> The problem:
Find the lines that hold the word "Edmonton" and return them.

> Data in this exercise:

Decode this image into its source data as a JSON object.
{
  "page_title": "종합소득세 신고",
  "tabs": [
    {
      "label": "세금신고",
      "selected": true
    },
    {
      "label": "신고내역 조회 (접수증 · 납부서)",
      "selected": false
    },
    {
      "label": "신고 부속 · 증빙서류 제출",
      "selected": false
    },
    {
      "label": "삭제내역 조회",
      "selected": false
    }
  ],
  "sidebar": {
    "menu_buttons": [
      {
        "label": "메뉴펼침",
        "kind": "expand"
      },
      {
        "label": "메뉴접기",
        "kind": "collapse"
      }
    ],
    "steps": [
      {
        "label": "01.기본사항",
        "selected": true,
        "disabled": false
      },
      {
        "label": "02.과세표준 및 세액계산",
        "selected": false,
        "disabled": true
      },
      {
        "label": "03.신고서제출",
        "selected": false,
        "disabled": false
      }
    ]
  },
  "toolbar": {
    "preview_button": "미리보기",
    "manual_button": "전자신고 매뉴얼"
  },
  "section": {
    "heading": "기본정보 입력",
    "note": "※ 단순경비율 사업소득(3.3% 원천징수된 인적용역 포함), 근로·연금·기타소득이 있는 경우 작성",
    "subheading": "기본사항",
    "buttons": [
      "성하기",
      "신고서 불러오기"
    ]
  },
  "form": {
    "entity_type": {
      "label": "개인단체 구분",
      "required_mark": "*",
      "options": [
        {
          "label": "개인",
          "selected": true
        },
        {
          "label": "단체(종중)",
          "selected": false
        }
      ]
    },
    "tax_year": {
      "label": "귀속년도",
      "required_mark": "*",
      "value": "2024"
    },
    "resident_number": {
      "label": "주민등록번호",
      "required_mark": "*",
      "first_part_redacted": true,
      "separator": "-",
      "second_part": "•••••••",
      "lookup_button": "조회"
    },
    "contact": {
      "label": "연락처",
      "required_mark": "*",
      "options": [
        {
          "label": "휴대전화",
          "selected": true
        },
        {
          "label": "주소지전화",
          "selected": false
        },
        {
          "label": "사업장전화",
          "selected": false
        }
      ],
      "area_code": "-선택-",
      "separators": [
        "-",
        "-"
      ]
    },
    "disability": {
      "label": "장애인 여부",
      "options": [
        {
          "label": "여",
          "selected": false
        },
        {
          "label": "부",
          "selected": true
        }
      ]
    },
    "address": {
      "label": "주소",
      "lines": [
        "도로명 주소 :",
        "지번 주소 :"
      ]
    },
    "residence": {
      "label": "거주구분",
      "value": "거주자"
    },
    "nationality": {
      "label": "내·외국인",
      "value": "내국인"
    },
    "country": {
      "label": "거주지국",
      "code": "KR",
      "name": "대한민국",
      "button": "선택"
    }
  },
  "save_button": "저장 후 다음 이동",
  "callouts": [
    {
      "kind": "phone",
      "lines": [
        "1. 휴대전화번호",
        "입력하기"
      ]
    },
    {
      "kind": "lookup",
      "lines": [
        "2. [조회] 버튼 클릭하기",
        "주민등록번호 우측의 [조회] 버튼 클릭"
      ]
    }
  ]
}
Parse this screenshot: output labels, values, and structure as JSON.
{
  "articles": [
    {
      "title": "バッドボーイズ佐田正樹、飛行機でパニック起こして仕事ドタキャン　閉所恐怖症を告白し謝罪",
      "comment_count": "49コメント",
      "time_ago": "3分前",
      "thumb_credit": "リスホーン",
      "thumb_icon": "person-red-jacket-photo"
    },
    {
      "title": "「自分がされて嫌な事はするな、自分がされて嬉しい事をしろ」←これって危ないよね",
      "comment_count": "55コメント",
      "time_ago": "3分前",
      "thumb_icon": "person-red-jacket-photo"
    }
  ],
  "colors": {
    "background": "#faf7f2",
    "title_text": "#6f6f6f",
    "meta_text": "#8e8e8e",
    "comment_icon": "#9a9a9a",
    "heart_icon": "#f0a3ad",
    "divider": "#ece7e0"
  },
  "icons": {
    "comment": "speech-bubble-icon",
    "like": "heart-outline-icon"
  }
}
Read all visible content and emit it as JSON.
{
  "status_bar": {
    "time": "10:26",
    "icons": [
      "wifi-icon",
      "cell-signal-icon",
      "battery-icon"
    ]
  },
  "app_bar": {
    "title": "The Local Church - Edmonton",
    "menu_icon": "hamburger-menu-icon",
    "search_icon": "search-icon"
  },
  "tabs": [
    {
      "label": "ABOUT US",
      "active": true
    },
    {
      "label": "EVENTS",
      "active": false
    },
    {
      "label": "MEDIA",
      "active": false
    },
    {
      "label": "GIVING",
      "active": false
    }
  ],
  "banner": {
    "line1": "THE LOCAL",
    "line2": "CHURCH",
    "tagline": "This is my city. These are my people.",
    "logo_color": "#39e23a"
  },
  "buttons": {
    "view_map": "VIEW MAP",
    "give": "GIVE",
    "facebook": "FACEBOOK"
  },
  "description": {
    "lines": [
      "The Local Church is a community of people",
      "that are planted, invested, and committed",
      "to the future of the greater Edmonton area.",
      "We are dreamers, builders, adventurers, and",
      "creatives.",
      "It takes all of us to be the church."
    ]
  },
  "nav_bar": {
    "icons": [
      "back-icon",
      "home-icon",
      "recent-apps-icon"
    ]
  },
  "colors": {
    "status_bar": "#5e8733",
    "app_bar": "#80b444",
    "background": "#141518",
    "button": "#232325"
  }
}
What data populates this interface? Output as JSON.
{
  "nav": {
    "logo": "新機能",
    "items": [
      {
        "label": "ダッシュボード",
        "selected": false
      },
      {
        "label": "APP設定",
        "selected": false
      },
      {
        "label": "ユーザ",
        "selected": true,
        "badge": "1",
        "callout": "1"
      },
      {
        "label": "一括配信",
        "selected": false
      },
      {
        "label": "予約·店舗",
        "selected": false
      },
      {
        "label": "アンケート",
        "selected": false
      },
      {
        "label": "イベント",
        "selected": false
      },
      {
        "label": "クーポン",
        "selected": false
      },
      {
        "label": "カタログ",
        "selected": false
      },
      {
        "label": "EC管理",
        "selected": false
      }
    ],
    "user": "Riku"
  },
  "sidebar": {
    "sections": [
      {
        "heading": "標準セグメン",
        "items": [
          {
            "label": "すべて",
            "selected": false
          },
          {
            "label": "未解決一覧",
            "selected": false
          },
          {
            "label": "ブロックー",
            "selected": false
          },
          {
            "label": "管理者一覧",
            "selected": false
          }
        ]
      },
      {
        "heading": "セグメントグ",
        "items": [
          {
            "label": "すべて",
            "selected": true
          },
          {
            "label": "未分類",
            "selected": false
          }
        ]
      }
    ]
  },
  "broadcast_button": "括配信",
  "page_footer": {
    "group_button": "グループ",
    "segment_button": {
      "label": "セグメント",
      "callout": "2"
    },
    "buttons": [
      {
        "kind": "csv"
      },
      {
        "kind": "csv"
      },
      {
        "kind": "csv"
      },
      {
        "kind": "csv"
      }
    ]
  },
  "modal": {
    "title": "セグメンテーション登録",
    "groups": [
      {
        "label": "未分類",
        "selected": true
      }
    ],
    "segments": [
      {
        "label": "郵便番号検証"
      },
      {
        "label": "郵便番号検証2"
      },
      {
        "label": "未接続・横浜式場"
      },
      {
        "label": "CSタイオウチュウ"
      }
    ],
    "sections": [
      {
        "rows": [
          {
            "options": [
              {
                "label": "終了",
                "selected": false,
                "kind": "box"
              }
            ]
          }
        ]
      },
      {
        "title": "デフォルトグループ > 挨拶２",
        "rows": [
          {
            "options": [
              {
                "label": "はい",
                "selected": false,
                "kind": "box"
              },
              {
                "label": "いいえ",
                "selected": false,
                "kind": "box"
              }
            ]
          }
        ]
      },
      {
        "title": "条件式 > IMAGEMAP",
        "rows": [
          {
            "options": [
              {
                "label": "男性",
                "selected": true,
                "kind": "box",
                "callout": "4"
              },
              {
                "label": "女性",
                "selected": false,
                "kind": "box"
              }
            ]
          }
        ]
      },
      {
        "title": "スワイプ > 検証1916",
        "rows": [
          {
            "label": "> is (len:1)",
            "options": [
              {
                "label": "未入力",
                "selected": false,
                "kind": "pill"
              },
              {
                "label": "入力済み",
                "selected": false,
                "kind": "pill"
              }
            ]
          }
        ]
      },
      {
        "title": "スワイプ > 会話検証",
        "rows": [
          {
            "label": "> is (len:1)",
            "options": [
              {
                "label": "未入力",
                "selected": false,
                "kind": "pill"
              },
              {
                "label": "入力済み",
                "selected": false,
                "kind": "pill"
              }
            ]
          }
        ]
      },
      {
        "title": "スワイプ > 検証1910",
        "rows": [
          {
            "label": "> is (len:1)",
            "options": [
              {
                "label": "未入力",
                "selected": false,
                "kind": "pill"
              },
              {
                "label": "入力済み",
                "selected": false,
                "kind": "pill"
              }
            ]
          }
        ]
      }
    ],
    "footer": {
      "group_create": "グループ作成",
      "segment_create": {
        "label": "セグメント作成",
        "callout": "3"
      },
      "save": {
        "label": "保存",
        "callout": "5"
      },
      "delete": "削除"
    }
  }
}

> Final result:
    "title": "The Local Church - Edmonton",
      "to the future of the greater Edmonton area.",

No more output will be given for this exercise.